---------- RECORDS SHOWN ----------

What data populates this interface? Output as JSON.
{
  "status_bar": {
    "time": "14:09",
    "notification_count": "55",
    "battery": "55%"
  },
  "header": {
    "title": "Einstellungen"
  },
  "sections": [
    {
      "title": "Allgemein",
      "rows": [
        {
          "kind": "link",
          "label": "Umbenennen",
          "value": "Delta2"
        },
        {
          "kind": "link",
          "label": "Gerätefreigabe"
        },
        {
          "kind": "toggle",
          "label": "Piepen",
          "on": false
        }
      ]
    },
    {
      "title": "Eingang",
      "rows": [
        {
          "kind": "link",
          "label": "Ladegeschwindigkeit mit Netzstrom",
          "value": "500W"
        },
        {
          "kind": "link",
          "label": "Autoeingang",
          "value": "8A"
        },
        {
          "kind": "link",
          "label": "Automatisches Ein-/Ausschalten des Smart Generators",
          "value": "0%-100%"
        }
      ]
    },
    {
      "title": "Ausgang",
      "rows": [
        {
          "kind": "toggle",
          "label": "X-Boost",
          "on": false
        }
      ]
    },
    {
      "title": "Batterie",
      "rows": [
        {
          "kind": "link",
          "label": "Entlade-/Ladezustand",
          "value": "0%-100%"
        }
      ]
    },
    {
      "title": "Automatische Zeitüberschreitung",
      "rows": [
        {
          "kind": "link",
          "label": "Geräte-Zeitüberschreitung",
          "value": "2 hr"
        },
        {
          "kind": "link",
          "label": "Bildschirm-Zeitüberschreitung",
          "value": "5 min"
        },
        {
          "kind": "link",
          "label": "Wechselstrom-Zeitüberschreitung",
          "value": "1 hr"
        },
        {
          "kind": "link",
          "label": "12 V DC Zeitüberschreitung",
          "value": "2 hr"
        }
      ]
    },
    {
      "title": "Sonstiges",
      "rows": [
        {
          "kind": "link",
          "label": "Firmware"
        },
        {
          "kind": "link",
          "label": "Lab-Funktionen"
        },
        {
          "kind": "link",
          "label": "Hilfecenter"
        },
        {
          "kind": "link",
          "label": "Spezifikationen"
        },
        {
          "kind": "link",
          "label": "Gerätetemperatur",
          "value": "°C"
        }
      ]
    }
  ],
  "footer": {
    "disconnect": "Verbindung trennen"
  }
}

----------

Extract the listing in its entirety and repeat it exactly.

EXERCISE OUTPUT →
What data populates this interface? Output as JSON.
{
  "status_bar": {
    "time": "14:09",
    "notification_count": "55",
    "battery": "55%"
  },
  "header": {
    "title": "Einstellungen"
  },
  "sections": [
    {
      "title": "Allgemein",
      "rows": [
        {
          "kind": "link",
          "label": "Umbenennen",
          "value": "Delta2"
        },
        {
          "kind": "link",
          "label": "Gerätefreigabe"
        },
        {
          "kind": "toggle",
          "label": "Piepen",
          "on": false
        }
      ]
    },
    {
      "title": "Eingang",
      "rows": [
        {
          "kind": "link",
          "label": "Ladegeschwindigkeit mit Netzstrom",
          "value": "500W"
        },
        {
          "kind": "link",
          "label": "Autoeingang",
          "value": "8A"
        },
        {
          "kind": "link",
          "label": "Automatisches Ein-/Ausschalten des Smart Generators",
          "value": "0%-100%"
        }
      ]
    },
    {
      "title": "Ausgang",
      "rows": [
        {
          "kind": "toggle",
          "label": "X-Boost",
          "on": false
        }
      ]
    },
    {
      "title": "Batterie",
      "rows": [
        {
          "kind": "link",
          "label": "Entlade-/Ladezustand",
          "value": "0%-100%"
        }
      ]
    },
    {
      "title": "Automatische Zeitüberschreitung",
      "rows": [
        {
          "kind": "link",
          "label": "Geräte-Zeitüberschreitung",
          "value": "2 hr"
        },
        {
          "kind": "link",
          "label": "Bildschirm-Zeitüberschreitung",
          "value": "5 min"
        },
        {
          "kind": "link",
          "label": "Wechselstrom-Zeitüberschreitung",
          "value": "1 hr"
        },
        {
          "kind": "link",
          "label": "12 V DC Zeitüberschreitung",
          "value": "2 hr"
        }
      ]
    },
    {
      "title": "Sonstiges",
      "rows": [
        {
          "kind": "link",
          "label": "Firmware"
        },
        {
          "kind": "link",
          "label": "Lab-Funktionen"
        },
        {
          "kind": "link",
          "label": "Hilfecenter"
        },
        {
          "kind": "link",
          "label": "Spezifikationen"
        },
        {
          "kind": "link",
          "label": "Gerätetemperatur",
          "value": "°C"
        }
      ]
    }
  ],
  "footer": {
    "disconnect": "Verbindung trennen"
  }
}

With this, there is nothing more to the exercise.